<<<<

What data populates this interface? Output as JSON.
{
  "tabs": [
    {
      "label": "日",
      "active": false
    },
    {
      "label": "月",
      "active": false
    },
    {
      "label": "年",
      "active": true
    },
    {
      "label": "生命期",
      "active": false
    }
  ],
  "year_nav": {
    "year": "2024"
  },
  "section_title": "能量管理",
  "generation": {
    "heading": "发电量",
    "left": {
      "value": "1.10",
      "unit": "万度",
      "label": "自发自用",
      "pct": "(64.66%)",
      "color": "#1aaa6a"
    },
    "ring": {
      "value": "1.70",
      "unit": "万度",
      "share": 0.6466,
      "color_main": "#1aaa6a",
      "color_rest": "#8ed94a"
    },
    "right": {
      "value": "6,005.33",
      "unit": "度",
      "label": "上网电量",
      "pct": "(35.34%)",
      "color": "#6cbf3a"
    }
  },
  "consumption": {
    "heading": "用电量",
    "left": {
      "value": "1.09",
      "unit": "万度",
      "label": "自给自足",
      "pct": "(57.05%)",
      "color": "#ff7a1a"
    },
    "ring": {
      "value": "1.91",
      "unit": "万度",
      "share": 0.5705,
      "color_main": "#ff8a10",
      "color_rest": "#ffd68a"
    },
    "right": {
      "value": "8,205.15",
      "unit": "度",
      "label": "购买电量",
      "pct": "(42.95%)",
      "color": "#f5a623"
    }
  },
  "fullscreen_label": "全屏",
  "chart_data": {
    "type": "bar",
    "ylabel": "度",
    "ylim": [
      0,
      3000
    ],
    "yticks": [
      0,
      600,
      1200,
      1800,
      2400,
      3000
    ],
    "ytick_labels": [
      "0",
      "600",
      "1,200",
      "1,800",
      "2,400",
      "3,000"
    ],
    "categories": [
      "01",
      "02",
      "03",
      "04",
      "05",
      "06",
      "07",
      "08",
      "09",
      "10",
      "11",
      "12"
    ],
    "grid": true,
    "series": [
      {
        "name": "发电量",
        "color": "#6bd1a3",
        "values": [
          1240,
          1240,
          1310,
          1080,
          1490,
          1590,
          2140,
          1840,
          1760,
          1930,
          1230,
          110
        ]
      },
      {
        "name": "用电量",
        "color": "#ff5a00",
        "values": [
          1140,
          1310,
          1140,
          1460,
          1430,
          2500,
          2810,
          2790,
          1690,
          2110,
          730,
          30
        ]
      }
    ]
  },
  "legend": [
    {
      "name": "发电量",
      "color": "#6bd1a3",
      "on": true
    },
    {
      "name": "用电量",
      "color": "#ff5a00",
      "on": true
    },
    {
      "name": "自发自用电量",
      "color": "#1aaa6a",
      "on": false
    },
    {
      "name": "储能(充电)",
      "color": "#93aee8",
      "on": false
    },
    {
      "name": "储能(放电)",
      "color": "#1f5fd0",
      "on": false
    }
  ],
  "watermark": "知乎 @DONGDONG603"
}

>>>>

Task objective –
All of the data must be returned exactly.

Exercise result –
What data populates this interface? Output as JSON.
{
  "tabs": [
    {
      "label": "日",
      "active": false
    },
    {
      "label": "月",
      "active": false
    },
    {
      "label": "年",
      "active": true
    },
    {
      "label": "生命期",
      "active": false
    }
  ],
  "year_nav": {
    "year": "2024"
  },
  "section_title": "能量管理",
  "generation": {
    "heading": "发电量",
    "left": {
      "value": "1.10",
      "unit": "万度",
      "label": "自发自用",
      "pct": "(64.66%)",
      "color": "#1aaa6a"
    },
    "ring": {
      "value": "1.70",
      "unit": "万度",
      "share": 0.6466,
      "color_main": "#1aaa6a",
      "color_rest": "#8ed94a"
    },
    "right": {
      "value": "6,005.33",
      "unit": "度",
      "label": "上网电量",
      "pct": "(35.34%)",
      "color": "#6cbf3a"
    }
  },
  "consumption": {
    "heading": "用电量",
    "left": {
      "value": "1.09",
      "unit": "万度",
      "label": "自给自足",
      "pct": "(57.05%)",
      "color": "#ff7a1a"
    },
    "ring": {
      "value": "1.91",
      "unit": "万度",
      "share": 0.5705,
      "color_main": "#ff8a10",
      "color_rest": "#ffd68a"
    },
    "right": {
      "value": "8,205.15",
      "unit": "度",
      "label": "购买电量",
      "pct": "(42.95%)",
      "color": "#f5a623"
    }
  },
  "fullscreen_label": "全屏",
  "chart_data": {
    "type": "bar",
    "ylabel": "度",
    "ylim": [
      0,
      3000
    ],
    "yticks": [
      0,
      600,
      1200,
      1800,
      2400,
      3000
    ],
    "ytick_labels": [
      "0",
      "600",
      "1,200",
      "1,800",
      "2,400",
      "3,000"
    ],
    "categories": [
      "01",
      "02",
      "03",
      "04",
      "05",
      "06",
      "07",
      "08",
      "09",
      "10",
      "11",
      "12"
    ],
    "grid": true,
    "series": [
      {
        "name": "发电量",
        "color": "#6bd1a3",
        "values": [
          1240,
          1240,
          1310,
          1080,
          1490,
          1590,
          2140,
          1840,
          1760,
          1930,
          1230,
          110
        ]
      },
      {
        "name": "用电量",
        "color": "#ff5a00",
        "values": [
          1140,
          1310,
          1140,
          1460,
          1430,
          2500,
          2810,
          2790,
          1690,
          2110,
          730,
          30
        ]
      }
    ]
  },
  "legend": [
    {
      "name": "发电量",
      "color": "#6bd1a3",
      "on": true
    },
    {
      "name": "用电量",
      "color": "#ff5a00",
      "on": true
    },
    {
      "name": "自发自用电量",
      "color": "#1aaa6a",
      "on": false
    },
    {
      "name": "储能(充电)",
      "color": "#93aee8",
      "on": false
    },
    {
      "name": "储能(放电)",
      "color": "#1f5fd0",
      "on": false
    }
  ],
  "watermark": "知乎 @DONGDONG603"
}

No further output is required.